* Written task *
Below is a set of records; print all of them exactly as written.

**********

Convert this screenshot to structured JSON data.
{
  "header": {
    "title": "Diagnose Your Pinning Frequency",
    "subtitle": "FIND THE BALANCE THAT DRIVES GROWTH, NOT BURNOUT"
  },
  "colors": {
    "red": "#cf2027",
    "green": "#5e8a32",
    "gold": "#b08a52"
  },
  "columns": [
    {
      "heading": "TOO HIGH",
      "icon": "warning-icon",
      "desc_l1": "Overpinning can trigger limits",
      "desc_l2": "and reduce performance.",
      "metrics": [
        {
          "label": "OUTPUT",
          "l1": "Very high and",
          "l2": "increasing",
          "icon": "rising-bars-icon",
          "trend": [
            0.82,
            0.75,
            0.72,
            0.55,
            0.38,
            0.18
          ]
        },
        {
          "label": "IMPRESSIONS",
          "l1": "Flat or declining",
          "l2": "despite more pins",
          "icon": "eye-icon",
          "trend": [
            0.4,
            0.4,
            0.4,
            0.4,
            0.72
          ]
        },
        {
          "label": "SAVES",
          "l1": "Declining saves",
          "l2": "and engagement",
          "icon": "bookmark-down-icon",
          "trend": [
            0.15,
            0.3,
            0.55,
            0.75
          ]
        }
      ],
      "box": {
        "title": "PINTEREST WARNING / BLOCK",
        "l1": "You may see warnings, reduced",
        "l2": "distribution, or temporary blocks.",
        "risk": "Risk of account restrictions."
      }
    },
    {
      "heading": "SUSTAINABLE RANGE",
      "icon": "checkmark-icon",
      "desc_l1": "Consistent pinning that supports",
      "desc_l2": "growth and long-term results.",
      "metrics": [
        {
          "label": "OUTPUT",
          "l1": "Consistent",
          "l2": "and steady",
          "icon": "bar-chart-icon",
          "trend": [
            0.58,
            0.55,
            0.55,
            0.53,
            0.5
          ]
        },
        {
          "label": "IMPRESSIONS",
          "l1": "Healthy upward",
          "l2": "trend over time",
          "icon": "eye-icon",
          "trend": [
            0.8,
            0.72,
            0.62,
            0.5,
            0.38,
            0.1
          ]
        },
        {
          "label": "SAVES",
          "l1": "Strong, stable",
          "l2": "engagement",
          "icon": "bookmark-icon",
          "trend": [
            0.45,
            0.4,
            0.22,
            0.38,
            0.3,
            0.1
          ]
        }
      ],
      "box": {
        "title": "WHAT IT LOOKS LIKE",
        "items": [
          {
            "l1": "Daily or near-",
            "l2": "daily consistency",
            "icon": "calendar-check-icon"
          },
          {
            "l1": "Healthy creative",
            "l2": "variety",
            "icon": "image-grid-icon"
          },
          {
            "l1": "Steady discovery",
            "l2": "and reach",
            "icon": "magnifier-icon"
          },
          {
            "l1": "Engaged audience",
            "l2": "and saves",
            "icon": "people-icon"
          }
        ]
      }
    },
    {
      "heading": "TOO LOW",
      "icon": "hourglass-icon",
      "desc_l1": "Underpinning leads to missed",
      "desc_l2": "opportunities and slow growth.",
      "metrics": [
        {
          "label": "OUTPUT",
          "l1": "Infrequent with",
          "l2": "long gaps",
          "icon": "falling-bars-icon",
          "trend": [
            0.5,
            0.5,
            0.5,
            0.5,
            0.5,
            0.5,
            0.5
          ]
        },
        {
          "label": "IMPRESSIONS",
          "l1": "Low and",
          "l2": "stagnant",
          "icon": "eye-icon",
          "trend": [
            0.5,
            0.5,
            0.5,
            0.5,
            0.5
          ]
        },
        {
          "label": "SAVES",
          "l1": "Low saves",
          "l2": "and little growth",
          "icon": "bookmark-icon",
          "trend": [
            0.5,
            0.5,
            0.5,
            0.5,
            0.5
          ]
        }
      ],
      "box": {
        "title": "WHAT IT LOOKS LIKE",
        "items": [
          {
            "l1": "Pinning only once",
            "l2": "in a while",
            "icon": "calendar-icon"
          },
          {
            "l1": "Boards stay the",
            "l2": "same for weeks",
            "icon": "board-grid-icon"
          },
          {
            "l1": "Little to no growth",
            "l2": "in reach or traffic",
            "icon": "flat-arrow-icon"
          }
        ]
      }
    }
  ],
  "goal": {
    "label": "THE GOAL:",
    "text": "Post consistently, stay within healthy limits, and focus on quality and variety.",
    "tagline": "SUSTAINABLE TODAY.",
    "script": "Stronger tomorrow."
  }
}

**********

* Result for this task *
Convert this screenshot to structured JSON data.
{
  "header": {
    "title": "Diagnose Your Pinning Frequency",
    "subtitle": "FIND THE BALANCE THAT DRIVES GROWTH, NOT BURNOUT"
  },
  "colors": {
    "red": "#cf2027",
    "green": "#5e8a32",
    "gold": "#b08a52"
  },
  "columns": [
    {
      "heading": "TOO HIGH",
      "icon": "warning-icon",
      "desc_l1": "Overpinning can trigger limits",
      "desc_l2": "and reduce performance.",
      "metrics": [
        {
          "label": "OUTPUT",
          "l1": "Very high and",
          "l2": "increasing",
          "icon": "rising-bars-icon",
          "trend": [
            0.82,
            0.75,
            0.72,
            0.55,
            0.38,
            0.18
          ]
        },
        {
          "label": "IMPRESSIONS",
          "l1": "Flat or declining",
          "l2": "despite more pins",
          "icon": "eye-icon",
          "trend": [
            0.4,
            0.4,
            0.4,
            0.4,
            0.72
          ]
        },
        {
          "label": "SAVES",
          "l1": "Declining saves",
          "l2": "and engagement",
          "icon": "bookmark-down-icon",
          "trend": [
            0.15,
            0.3,
            0.55,
            0.75
          ]
        }
      ],
      "box": {
        "title": "PINTEREST WARNING / BLOCK",
        "l1": "You may see warnings, reduced",
        "l2": "distribution, or temporary blocks.",
        "risk": "Risk of account restrictions."
      }
    },
    {
      "heading": "SUSTAINABLE RANGE",
      "icon": "checkmark-icon",
      "desc_l1": "Consistent pinning that supports",
      "desc_l2": "growth and long-term results.",
      "metrics": [
        {
          "label": "OUTPUT",
          "l1": "Consistent",
          "l2": "and steady",
          "icon": "bar-chart-icon",
          "trend": [
            0.58,
            0.55,
            0.55,
            0.53,
            0.5
          ]
        },
        {
          "label": "IMPRESSIONS",
          "l1": "Healthy upward",
          "l2": "trend over time",
          "icon": "eye-icon",
          "trend": [
            0.8,
            0.72,
            0.62,
            0.5,
            0.38,
            0.1
          ]
        },
        {
          "label": "SAVES",
          "l1": "Strong, stable",
          "l2": "engagement",
          "icon": "bookmark-icon",
          "trend": [
            0.45,
            0.4,
            0.22,
            0.38,
            0.3,
            0.1
          ]
        }
      ],
      "box": {
        "title": "WHAT IT LOOKS LIKE",
        "items": [
          {
            "l1": "Daily or near-",
            "l2": "daily consistency",
            "icon": "calendar-check-icon"
          },
          {
            "l1": "Healthy creative",
            "l2": "variety",
            "icon": "image-grid-icon"
          },
          {
            "l1": "Steady discovery",
            "l2": "and reach",
            "icon": "magnifier-icon"
          },
          {
            "l1": "Engaged audience",
            "l2": "and saves",
            "icon": "people-icon"
          }
        ]
      }
    },
    {
      "heading": "TOO LOW",
      "icon": "hourglass-icon",
      "desc_l1": "Underpinning leads to missed",
      "desc_l2": "opportunities and slow growth.",
      "metrics": [
        {
          "label": "OUTPUT",
          "l1": "Infrequent with",
          "l2": "long gaps",
          "icon": "falling-bars-icon",
          "trend": [
            0.5,
            0.5,
            0.5,
            0.5,
            0.5,
            0.5,
            0.5
          ]
        },
        {
          "label": "IMPRESSIONS",
          "l1": "Low and",
          "l2": "stagnant",
          "icon": "eye-icon",
          "trend": [
            0.5,
            0.5,
            0.5,
            0.5,
            0.5
          ]
        },
        {
          "label": "SAVES",
          "l1": "Low saves",
          "l2": "and little growth",
          "icon": "bookmark-icon",
          "trend": [
            0.5,
            0.5,
            0.5,
            0.5,
            0.5
          ]
        }
      ],
      "box": {
        "title": "WHAT IT LOOKS LIKE",
        "items": [
          {
            "l1": "Pinning only once",
            "l2": "in a while",
            "icon": "calendar-icon"
          },
          {
            "l1": "Boards stay the",
            "l2": "same for weeks",
            "icon": "board-grid-icon"
          },
          {
            "l1": "Little to no growth",
            "l2": "in reach or traffic",
            "icon": "flat-arrow-icon"
          }
        ]
      }
    }
  ],
  "goal": {
    "label": "THE GOAL:",
    "text": "Post consistently, stay within healthy limits, and focus on quality and variety.",
    "tagline": "SUSTAINABLE TODAY.",
    "script": "Stronger tomorrow."
  }
}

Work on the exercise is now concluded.